Dataset records
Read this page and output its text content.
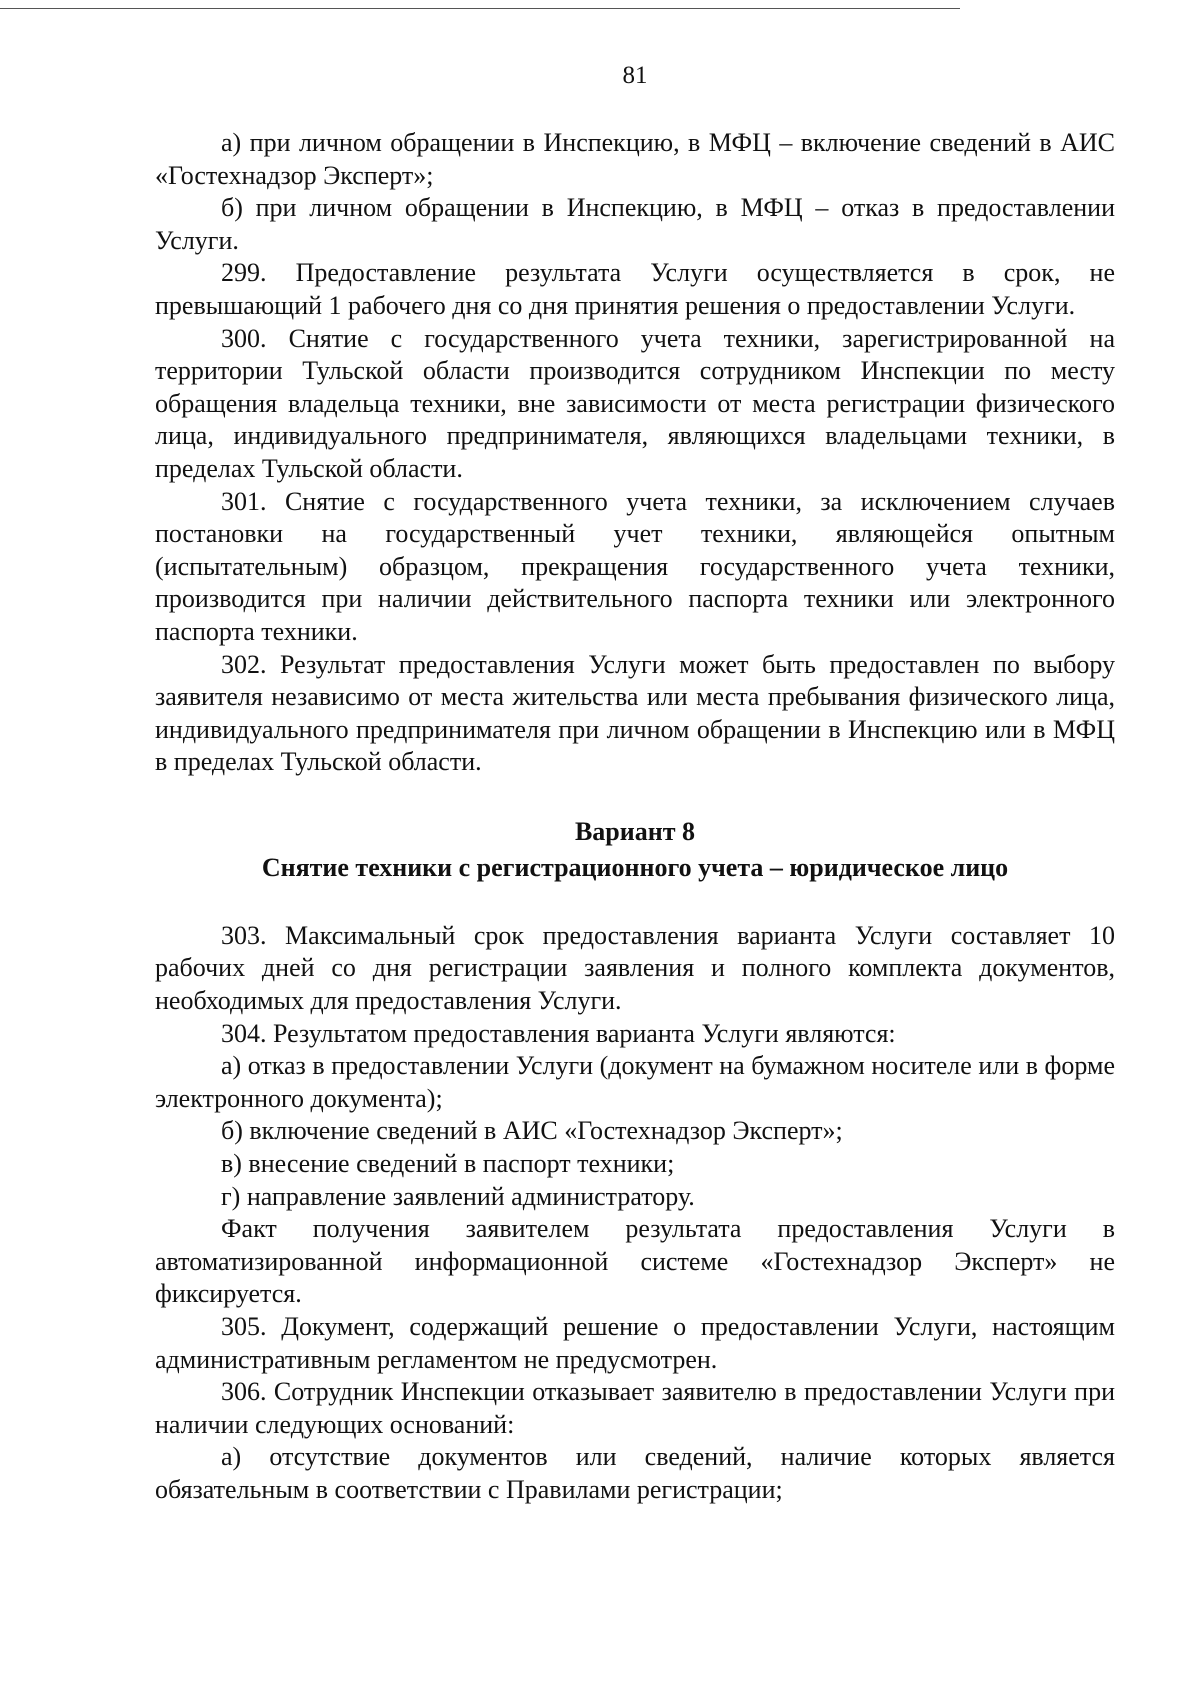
81

а) при личном обращении в Инспекцию, в МФЦ – включение сведений в АИС «Гостехнадзор Эксперт»;

б) при личном обращении в Инспекцию, в МФЦ – отказ в предоставлении Услуги.

299. Предоставление результата Услуги осуществляется в срок, не превышающий 1 рабочего дня со дня принятия решения о предоставлении Услуги.

300. Снятие с государственного учета техники, зарегистрированной на территории Тульской области производится сотрудником Инспекции по месту обращения владельца техники, вне зависимости от места регистрации физического лица, индивидуального предпринимателя, являющихся владельцами техники, в пределах Тульской области.

301. Снятие с государственного учета техники, за исключением случаев постановки на государственный учет техники, являющейся опытным (испытательным) образцом, прекращения государственного учета техники, производится при наличии действительного паспорта техники или электронного паспорта техники.

302. Результат предоставления Услуги может быть предоставлен по выбору заявителя независимо от места жительства или места пребывания физического лица, индивидуального предпринимателя при личном обращении в Инспекцию или в МФЦ в пределах Тульской области.

Вариант 8
Снятие техники с регистрационного учета – юридическое лицо

303. Максимальный срок предоставления варианта Услуги составляет 10 рабочих дней со дня регистрации заявления и полного комплекта документов, необходимых для предоставления Услуги.

304. Результатом предоставления варианта Услуги являются:

а) отказ в предоставлении Услуги (документ на бумажном носителе или в форме электронного документа);

б) включение сведений в АИС «Гостехнадзор Эксперт»;

в) внесение сведений в паспорт техники;

г) направление заявлений администратору.

Факт получения заявителем результата предоставления Услуги в автоматизированной информационной системе «Гостехнадзор Эксперт» не фиксируется.

305. Документ, содержащий решение о предоставлении Услуги, настоящим административным регламентом не предусмотрен.

306. Сотрудник Инспекции отказывает заявителю в предоставлении Услуги при наличии следующих оснований:

а) отсутствие документов или сведений, наличие которых является обязательным в соответствии с Правилами регистрации;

▸ Task directions:
Repeat the records above exactly, leaving out the pictures.

▸ Solution to the problem:
Read this page and output its text content.
81

а) при личном обращении в Инспекцию, в МФЦ – включение сведений в АИС «Гостехнадзор Эксперт»;

б) при личном обращении в Инспекцию, в МФЦ – отказ в предоставлении Услуги.

299. Предоставление результата Услуги осуществляется в срок, не превышающий 1 рабочего дня со дня принятия решения о предоставлении Услуги.

300. Снятие с государственного учета техники, зарегистрированной на территории Тульской области производится сотрудником Инспекции по месту обращения владельца техники, вне зависимости от места регистрации физического лица, индивидуального предпринимателя, являющихся владельцами техники, в пределах Тульской области.

301. Снятие с государственного учета техники, за исключением случаев постановки на государственный учет техники, являющейся опытным (испытательным) образцом, прекращения государственного учета техники, производится при наличии действительного паспорта техники или электронного паспорта техники.

302. Результат предоставления Услуги может быть предоставлен по выбору заявителя независимо от места жительства или места пребывания физического лица, индивидуального предпринимателя при личном обращении в Инспекцию или в МФЦ в пределах Тульской области.

Вариант 8
Снятие техники с регистрационного учета – юридическое лицо

303. Максимальный срок предоставления варианта Услуги составляет 10 рабочих дней со дня регистрации заявления и полного комплекта документов, необходимых для предоставления Услуги.

304. Результатом предоставления варианта Услуги являются:

а) отказ в предоставлении Услуги (документ на бумажном носителе или в форме электронного документа);

б) включение сведений в АИС «Гостехнадзор Эксперт»;

в) внесение сведений в паспорт техники;

г) направление заявлений администратору.

Факт получения заявителем результата предоставления Услуги в автоматизированной информационной системе «Гостехнадзор Эксперт» не фиксируется.

305. Документ, содержащий решение о предоставлении Услуги, настоящим административным регламентом не предусмотрен.

306. Сотрудник Инспекции отказывает заявителю в предоставлении Услуги при наличии следующих оснований:

а) отсутствие документов или сведений, наличие которых является обязательным в соответствии с Правилами регистрации;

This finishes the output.